[Saved data entries]
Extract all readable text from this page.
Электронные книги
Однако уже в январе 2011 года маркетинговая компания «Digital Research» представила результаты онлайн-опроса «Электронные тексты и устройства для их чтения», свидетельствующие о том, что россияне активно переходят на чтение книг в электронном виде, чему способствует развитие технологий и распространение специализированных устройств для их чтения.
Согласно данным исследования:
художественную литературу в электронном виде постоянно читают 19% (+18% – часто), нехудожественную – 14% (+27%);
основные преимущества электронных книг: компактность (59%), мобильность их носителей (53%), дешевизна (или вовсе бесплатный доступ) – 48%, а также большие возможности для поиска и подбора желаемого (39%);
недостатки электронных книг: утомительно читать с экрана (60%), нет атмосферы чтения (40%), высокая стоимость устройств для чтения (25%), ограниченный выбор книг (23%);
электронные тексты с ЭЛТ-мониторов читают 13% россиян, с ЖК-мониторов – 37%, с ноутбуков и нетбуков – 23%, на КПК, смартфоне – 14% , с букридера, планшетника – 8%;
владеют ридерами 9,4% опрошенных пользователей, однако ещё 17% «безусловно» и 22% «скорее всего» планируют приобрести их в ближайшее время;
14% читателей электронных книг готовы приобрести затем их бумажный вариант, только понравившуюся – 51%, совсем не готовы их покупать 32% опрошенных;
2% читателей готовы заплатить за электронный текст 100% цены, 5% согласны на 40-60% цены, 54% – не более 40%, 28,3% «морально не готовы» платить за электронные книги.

TASK ->
From the records above, copy every line that holds the word "готовы".

EXPECTED ANSWER ->
14% читателей электронных книг готовы приобрести затем их бумажный вариант, только понравившуюся – 51%, совсем не готовы их покупать 32% опрошенных;
2% читателей готовы заплатить за электронный текст 100% цены, 5% согласны на 40-60% цены, 54% – не более 40%, 28,3% «морально не готовы» платить за электронные книги.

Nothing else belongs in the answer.